┌─ TASK MATERIAL

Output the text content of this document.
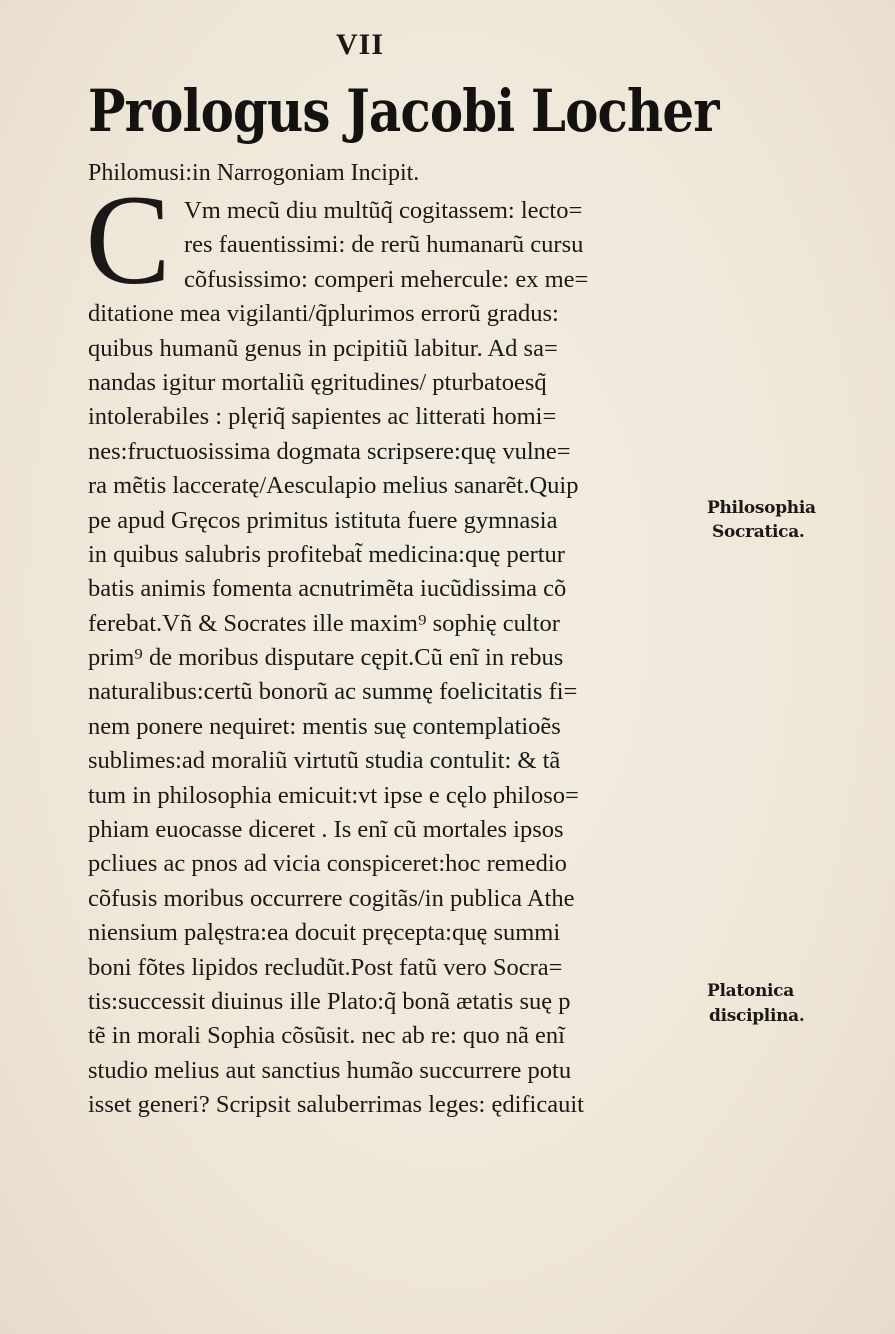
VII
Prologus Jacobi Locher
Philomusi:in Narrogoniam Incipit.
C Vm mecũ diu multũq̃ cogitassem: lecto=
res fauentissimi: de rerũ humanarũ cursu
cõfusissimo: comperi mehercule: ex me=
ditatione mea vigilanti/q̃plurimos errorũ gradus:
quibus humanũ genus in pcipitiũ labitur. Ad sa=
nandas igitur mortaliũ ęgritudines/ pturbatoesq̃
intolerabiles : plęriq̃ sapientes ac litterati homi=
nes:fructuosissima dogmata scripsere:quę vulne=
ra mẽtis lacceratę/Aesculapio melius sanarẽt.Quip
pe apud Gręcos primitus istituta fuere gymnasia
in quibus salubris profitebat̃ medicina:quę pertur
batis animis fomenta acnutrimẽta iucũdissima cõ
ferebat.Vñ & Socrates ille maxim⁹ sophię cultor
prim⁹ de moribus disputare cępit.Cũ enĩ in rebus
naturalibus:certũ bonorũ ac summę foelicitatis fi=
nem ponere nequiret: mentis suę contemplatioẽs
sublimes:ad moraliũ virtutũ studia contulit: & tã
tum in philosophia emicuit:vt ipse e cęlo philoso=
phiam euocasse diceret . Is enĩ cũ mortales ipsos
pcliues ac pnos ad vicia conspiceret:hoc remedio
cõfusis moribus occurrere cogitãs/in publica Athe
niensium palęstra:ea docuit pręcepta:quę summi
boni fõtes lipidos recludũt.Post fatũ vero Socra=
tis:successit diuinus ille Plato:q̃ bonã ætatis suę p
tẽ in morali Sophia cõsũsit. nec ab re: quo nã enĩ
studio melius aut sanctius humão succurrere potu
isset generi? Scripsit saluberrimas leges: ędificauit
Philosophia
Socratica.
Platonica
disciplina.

└─
┌─ TASK MATERIAL

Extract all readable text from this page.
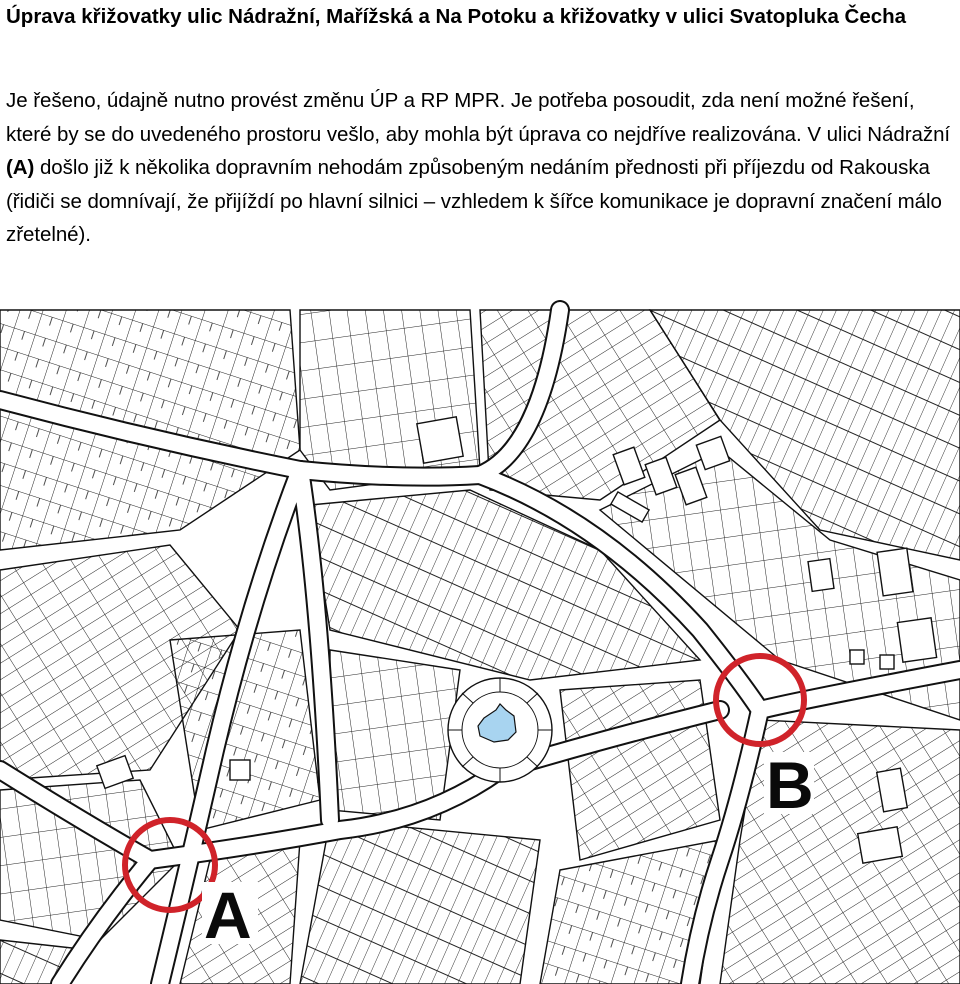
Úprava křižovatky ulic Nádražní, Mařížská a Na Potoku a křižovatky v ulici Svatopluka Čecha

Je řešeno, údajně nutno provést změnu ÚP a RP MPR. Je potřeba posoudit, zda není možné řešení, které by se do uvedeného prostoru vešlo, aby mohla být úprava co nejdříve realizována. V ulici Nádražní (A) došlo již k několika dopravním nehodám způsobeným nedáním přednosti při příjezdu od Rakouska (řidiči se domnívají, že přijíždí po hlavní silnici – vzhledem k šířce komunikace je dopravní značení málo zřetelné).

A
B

└─

WHAT YOU HAVE TO DO: Reproduce each line holding the word "ulici".

ANSWER TO THE PROBLEM:
Úprava křižovatky ulic Nádražní, Mařížská a Na Potoku a křižovatky v ulici Svatopluka Čecha
Je řešeno, údajně nutno provést změnu ÚP a RP MPR. Je potřeba posoudit, zda není možné řešení, které by se do uvedeného prostoru vešlo, aby mohla být úprava co nejdříve realizována. V ulici Nádražní (A) došlo již k několika dopravním nehodám způsobeným nedáním přednosti při příjezdu od Rakouska (řidiči se domnívají, že přijíždí po hlavní silnici – vzhledem k šířce komunikace je dopravní značení málo zřetelné).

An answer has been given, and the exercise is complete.